# [AIM OF THE EXERCISE]
Will you write out the data exactly, excluding every picture?

(Items from a data source)
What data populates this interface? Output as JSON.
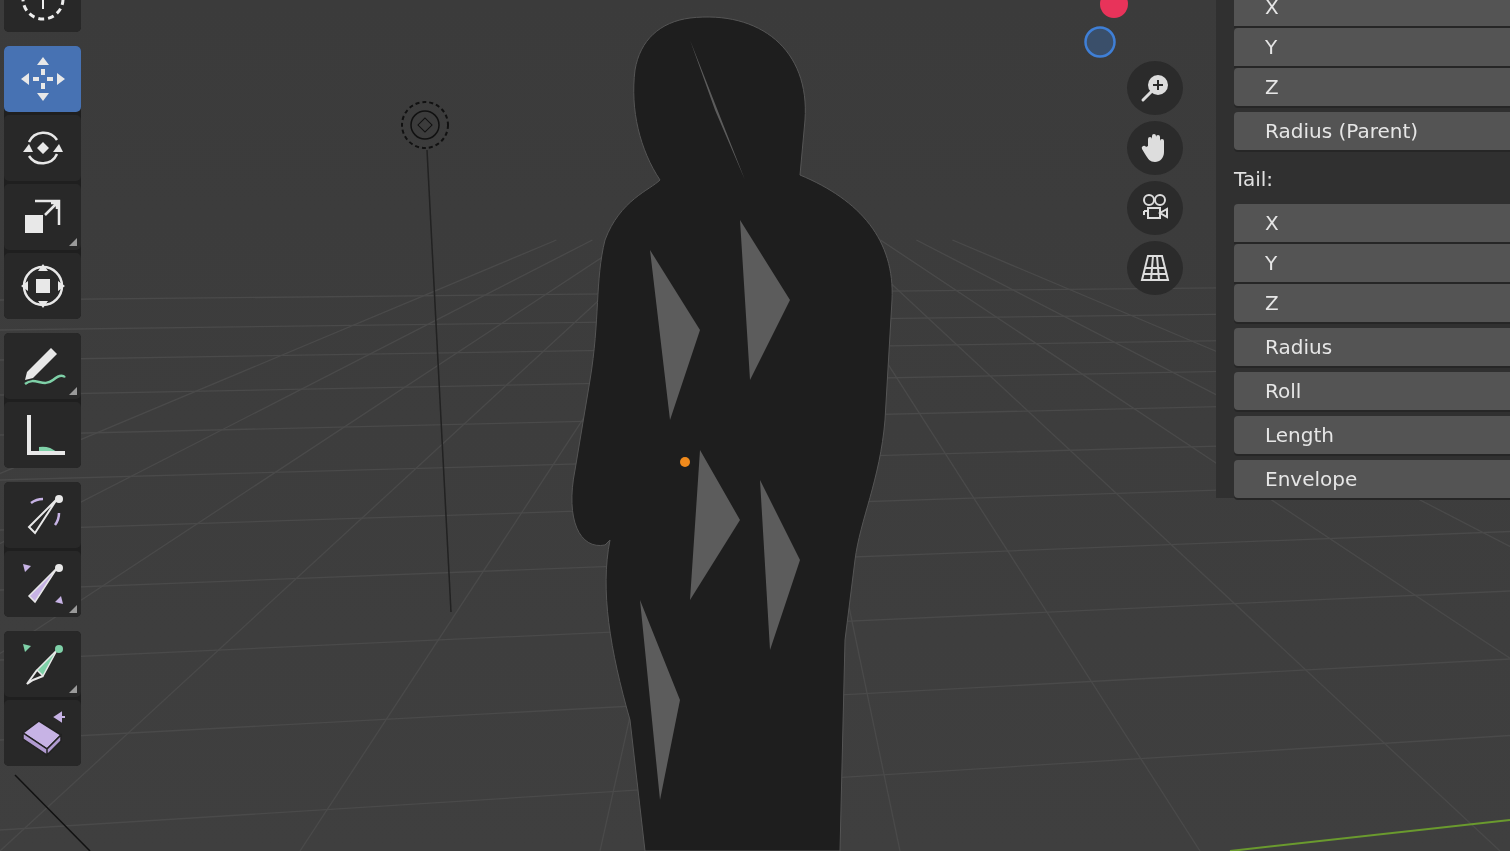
{
  "toolbar": {
    "groups": [
      {
        "tools": [
          {
            "kind": "cursor",
            "selected": false,
            "submenu": false
          }
        ]
      },
      {
        "tools": [
          {
            "kind": "move",
            "selected": true,
            "submenu": false
          },
          {
            "kind": "rotate",
            "selected": false,
            "submenu": false
          },
          {
            "kind": "scale",
            "selected": false,
            "submenu": true
          },
          {
            "kind": "transform",
            "selected": false,
            "submenu": false
          }
        ]
      },
      {
        "tools": [
          {
            "kind": "annotate",
            "selected": false,
            "submenu": true
          },
          {
            "kind": "measure",
            "selected": false,
            "submenu": false
          }
        ]
      },
      {
        "tools": [
          {
            "kind": "bone-roll",
            "selected": false,
            "submenu": false
          },
          {
            "kind": "bone-size",
            "selected": false,
            "submenu": true
          }
        ]
      },
      {
        "tools": [
          {
            "kind": "bone-extrude",
            "selected": false,
            "submenu": true
          },
          {
            "kind": "extrude",
            "selected": false,
            "submenu": false
          }
        ]
      }
    ]
  },
  "navigation": [
    {
      "kind": "zoom"
    },
    {
      "kind": "pan"
    },
    {
      "kind": "camera"
    },
    {
      "kind": "perspective"
    }
  ],
  "panel": {
    "items": [
      {
        "kind": "field",
        "label": "X",
        "grouped": true
      },
      {
        "kind": "field",
        "label": "Y",
        "grouped": true
      },
      {
        "kind": "field",
        "label": "Z",
        "grouped": false
      },
      {
        "kind": "field",
        "label": "Radius (Parent)",
        "grouped": false
      },
      {
        "kind": "heading",
        "label": "Tail:"
      },
      {
        "kind": "field",
        "label": "X",
        "grouped": true
      },
      {
        "kind": "field",
        "label": "Y",
        "grouped": true
      },
      {
        "kind": "field",
        "label": "Z",
        "grouped": false
      },
      {
        "kind": "field",
        "label": "Radius",
        "grouped": false
      },
      {
        "kind": "field",
        "label": "Roll",
        "grouped": false
      },
      {
        "kind": "field",
        "label": "Length",
        "grouped": false
      },
      {
        "kind": "field",
        "label": "Envelope",
        "grouped": false
      }
    ]
  }
}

# [THE OUTPUT]
What data populates this interface? Output as JSON.
{
  "toolbar": {
    "groups": [
      {
        "tools": [
          {
            "kind": "cursor",
            "selected": false,
            "submenu": false
          }
        ]
      },
      {
        "tools": [
          {
            "kind": "move",
            "selected": true,
            "submenu": false
          },
          {
            "kind": "rotate",
            "selected": false,
            "submenu": false
          },
          {
            "kind": "scale",
            "selected": false,
            "submenu": true
          },
          {
            "kind": "transform",
            "selected": false,
            "submenu": false
          }
        ]
      },
      {
        "tools": [
          {
            "kind": "annotate",
            "selected": false,
            "submenu": true
          },
          {
            "kind": "measure",
            "selected": false,
            "submenu": false
          }
        ]
      },
      {
        "tools": [
          {
            "kind": "bone-roll",
            "selected": false,
            "submenu": false
          },
          {
            "kind": "bone-size",
            "selected": false,
            "submenu": true
          }
        ]
      },
      {
        "tools": [
          {
            "kind": "bone-extrude",
            "selected": false,
            "submenu": true
          },
          {
            "kind": "extrude",
            "selected": false,
            "submenu": false
          }
        ]
      }
    ]
  },
  "navigation": [
    {
      "kind": "zoom"
    },
    {
      "kind": "pan"
    },
    {
      "kind": "camera"
    },
    {
      "kind": "perspective"
    }
  ],
  "panel": {
    "items": [
      {
        "kind": "field",
        "label": "X",
        "grouped": true
      },
      {
        "kind": "field",
        "label": "Y",
        "grouped": true
      },
      {
        "kind": "field",
        "label": "Z",
        "grouped": false
      },
      {
        "kind": "field",
        "label": "Radius (Parent)",
        "grouped": false
      },
      {
        "kind": "heading",
        "label": "Tail:"
      },
      {
        "kind": "field",
        "label": "X",
        "grouped": true
      },
      {
        "kind": "field",
        "label": "Y",
        "grouped": true
      },
      {
        "kind": "field",
        "label": "Z",
        "grouped": false
      },
      {
        "kind": "field",
        "label": "Radius",
        "grouped": false
      },
      {
        "kind": "field",
        "label": "Roll",
        "grouped": false
      },
      {
        "kind": "field",
        "label": "Length",
        "grouped": false
      },
      {
        "kind": "field",
        "label": "Envelope",
        "grouped": false
      }
    ]
  }
}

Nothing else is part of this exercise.